Quote each record exactly, please, leaving none out.

════

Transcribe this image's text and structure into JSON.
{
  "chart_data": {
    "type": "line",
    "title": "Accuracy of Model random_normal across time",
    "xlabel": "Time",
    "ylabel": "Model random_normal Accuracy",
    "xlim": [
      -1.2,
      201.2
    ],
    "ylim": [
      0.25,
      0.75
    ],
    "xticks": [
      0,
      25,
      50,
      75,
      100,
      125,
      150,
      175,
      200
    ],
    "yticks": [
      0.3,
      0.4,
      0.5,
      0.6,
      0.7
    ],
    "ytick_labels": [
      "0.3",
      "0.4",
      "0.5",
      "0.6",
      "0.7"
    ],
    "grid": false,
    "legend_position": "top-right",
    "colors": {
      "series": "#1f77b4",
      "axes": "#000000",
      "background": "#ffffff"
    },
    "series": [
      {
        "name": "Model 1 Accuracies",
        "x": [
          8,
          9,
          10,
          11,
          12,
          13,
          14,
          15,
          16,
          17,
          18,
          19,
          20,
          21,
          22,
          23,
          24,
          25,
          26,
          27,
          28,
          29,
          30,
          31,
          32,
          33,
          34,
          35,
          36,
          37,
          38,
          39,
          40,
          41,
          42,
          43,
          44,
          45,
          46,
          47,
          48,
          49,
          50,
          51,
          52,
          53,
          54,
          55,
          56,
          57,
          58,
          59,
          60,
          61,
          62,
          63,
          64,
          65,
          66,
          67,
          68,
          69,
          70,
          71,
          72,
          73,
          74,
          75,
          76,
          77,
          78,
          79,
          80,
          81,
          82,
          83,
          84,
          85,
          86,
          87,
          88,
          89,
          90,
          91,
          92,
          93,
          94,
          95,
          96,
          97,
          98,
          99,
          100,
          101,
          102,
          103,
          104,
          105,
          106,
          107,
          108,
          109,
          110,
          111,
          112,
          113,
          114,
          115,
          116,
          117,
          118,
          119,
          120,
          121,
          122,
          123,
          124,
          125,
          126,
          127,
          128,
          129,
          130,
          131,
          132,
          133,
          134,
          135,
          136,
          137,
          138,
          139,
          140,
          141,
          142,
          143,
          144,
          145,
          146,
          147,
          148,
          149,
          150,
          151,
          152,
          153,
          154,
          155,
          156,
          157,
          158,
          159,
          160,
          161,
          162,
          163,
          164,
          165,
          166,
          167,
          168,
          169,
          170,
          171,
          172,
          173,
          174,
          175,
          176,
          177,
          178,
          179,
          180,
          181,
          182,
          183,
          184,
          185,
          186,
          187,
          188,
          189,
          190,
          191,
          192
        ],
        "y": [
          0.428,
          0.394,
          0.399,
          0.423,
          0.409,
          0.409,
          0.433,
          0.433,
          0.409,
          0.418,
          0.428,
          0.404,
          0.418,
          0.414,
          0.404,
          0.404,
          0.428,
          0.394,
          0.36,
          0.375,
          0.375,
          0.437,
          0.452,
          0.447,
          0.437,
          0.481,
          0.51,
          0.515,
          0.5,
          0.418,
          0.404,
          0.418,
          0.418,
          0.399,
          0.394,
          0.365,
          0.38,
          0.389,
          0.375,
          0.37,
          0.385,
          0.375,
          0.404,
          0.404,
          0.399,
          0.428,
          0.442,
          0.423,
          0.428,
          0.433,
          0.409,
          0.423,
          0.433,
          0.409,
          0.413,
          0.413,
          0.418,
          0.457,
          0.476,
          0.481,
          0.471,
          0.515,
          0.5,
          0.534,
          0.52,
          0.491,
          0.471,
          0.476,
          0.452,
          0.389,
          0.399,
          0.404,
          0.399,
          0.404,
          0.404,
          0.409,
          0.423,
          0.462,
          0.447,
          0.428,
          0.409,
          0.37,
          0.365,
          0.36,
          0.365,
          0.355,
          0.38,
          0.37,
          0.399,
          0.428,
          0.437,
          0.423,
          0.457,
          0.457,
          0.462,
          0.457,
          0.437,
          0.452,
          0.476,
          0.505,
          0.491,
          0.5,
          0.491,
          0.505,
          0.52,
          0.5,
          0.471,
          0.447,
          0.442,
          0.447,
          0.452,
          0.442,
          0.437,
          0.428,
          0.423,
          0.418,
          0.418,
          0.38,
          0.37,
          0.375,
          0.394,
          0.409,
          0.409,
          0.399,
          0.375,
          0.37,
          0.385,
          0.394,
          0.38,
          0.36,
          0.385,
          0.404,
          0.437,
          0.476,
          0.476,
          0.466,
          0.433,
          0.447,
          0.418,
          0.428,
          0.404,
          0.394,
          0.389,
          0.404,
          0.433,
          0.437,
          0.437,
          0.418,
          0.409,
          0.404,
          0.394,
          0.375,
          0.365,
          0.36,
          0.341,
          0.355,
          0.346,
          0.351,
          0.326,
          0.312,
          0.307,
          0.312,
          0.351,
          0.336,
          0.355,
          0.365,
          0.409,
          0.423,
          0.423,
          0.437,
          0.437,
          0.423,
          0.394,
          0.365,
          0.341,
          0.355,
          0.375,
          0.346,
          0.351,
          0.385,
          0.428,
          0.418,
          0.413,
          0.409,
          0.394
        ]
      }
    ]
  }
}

════

## ANSWER TO THE PROBLEM
Transcribe this image's text and structure into JSON.
{
  "chart_data": {
    "type": "line",
    "title": "Accuracy of Model random_normal across time",
    "xlabel": "Time",
    "ylabel": "Model random_normal Accuracy",
    "xlim": [
      -1.2,
      201.2
    ],
    "ylim": [
      0.25,
      0.75
    ],
    "xticks": [
      0,
      25,
      50,
      75,
      100,
      125,
      150,
      175,
      200
    ],
    "yticks": [
      0.3,
      0.4,
      0.5,
      0.6,
      0.7
    ],
    "ytick_labels": [
      "0.3",
      "0.4",
      "0.5",
      "0.6",
      "0.7"
    ],
    "grid": false,
    "legend_position": "top-right",
    "colors": {
      "series": "#1f77b4",
      "axes": "#000000",
      "background": "#ffffff"
    },
    "series": [
      {
        "name": "Model 1 Accuracies",
        "x": [
          8,
          9,
          10,
          11,
          12,
          13,
          14,
          15,
          16,
          17,
          18,
          19,
          20,
          21,
          22,
          23,
          24,
          25,
          26,
          27,
          28,
          29,
          30,
          31,
          32,
          33,
          34,
          35,
          36,
          37,
          38,
          39,
          40,
          41,
          42,
          43,
          44,
          45,
          46,
          47,
          48,
          49,
          50,
          51,
          52,
          53,
          54,
          55,
          56,
          57,
          58,
          59,
          60,
          61,
          62,
          63,
          64,
          65,
          66,
          67,
          68,
          69,
          70,
          71,
          72,
          73,
          74,
          75,
          76,
          77,
          78,
          79,
          80,
          81,
          82,
          83,
          84,
          85,
          86,
          87,
          88,
          89,
          90,
          91,
          92,
          93,
          94,
          95,
          96,
          97,
          98,
          99,
          100,
          101,
          102,
          103,
          104,
          105,
          106,
          107,
          108,
          109,
          110,
          111,
          112,
          113,
          114,
          115,
          116,
          117,
          118,
          119,
          120,
          121,
          122,
          123,
          124,
          125,
          126,
          127,
          128,
          129,
          130,
          131,
          132,
          133,
          134,
          135,
          136,
          137,
          138,
          139,
          140,
          141,
          142,
          143,
          144,
          145,
          146,
          147,
          148,
          149,
          150,
          151,
          152,
          153,
          154,
          155,
          156,
          157,
          158,
          159,
          160,
          161,
          162,
          163,
          164,
          165,
          166,
          167,
          168,
          169,
          170,
          171,
          172,
          173,
          174,
          175,
          176,
          177,
          178,
          179,
          180,
          181,
          182,
          183,
          184,
          185,
          186,
          187,
          188,
          189,
          190,
          191,
          192
        ],
        "y": [
          0.428,
          0.394,
          0.399,
          0.423,
          0.409,
          0.409,
          0.433,
          0.433,
          0.409,
          0.418,
          0.428,
          0.404,
          0.418,
          0.414,
          0.404,
          0.404,
          0.428,
          0.394,
          0.36,
          0.375,
          0.375,
          0.437,
          0.452,
          0.447,
          0.437,
          0.481,
          0.51,
          0.515,
          0.5,
          0.418,
          0.404,
          0.418,
          0.418,
          0.399,
          0.394,
          0.365,
          0.38,
          0.389,
          0.375,
          0.37,
          0.385,
          0.375,
          0.404,
          0.404,
          0.399,
          0.428,
          0.442,
          0.423,
          0.428,
          0.433,
          0.409,
          0.423,
          0.433,
          0.409,
          0.413,
          0.413,
          0.418,
          0.457,
          0.476,
          0.481,
          0.471,
          0.515,
          0.5,
          0.534,
          0.52,
          0.491,
          0.471,
          0.476,
          0.452,
          0.389,
          0.399,
          0.404,
          0.399,
          0.404,
          0.404,
          0.409,
          0.423,
          0.462,
          0.447,
          0.428,
          0.409,
          0.37,
          0.365,
          0.36,
          0.365,
          0.355,
          0.38,
          0.37,
          0.399,
          0.428,
          0.437,
          0.423,
          0.457,
          0.457,
          0.462,
          0.457,
          0.437,
          0.452,
          0.476,
          0.505,
          0.491,
          0.5,
          0.491,
          0.505,
          0.52,
          0.5,
          0.471,
          0.447,
          0.442,
          0.447,
          0.452,
          0.442,
          0.437,
          0.428,
          0.423,
          0.418,
          0.418,
          0.38,
          0.37,
          0.375,
          0.394,
          0.409,
          0.409,
          0.399,
          0.375,
          0.37,
          0.385,
          0.394,
          0.38,
          0.36,
          0.385,
          0.404,
          0.437,
          0.476,
          0.476,
          0.466,
          0.433,
          0.447,
          0.418,
          0.428,
          0.404,
          0.394,
          0.389,
          0.404,
          0.433,
          0.437,
          0.437,
          0.418,
          0.409,
          0.404,
          0.394,
          0.375,
          0.365,
          0.36,
          0.341,
          0.355,
          0.346,
          0.351,
          0.326,
          0.312,
          0.307,
          0.312,
          0.351,
          0.336,
          0.355,
          0.365,
          0.409,
          0.423,
          0.423,
          0.437,
          0.437,
          0.423,
          0.394,
          0.365,
          0.341,
          0.355,
          0.375,
          0.346,
          0.351,
          0.385,
          0.428,
          0.418,
          0.413,
          0.409,
          0.394
        ]
      }
    ]
  }
}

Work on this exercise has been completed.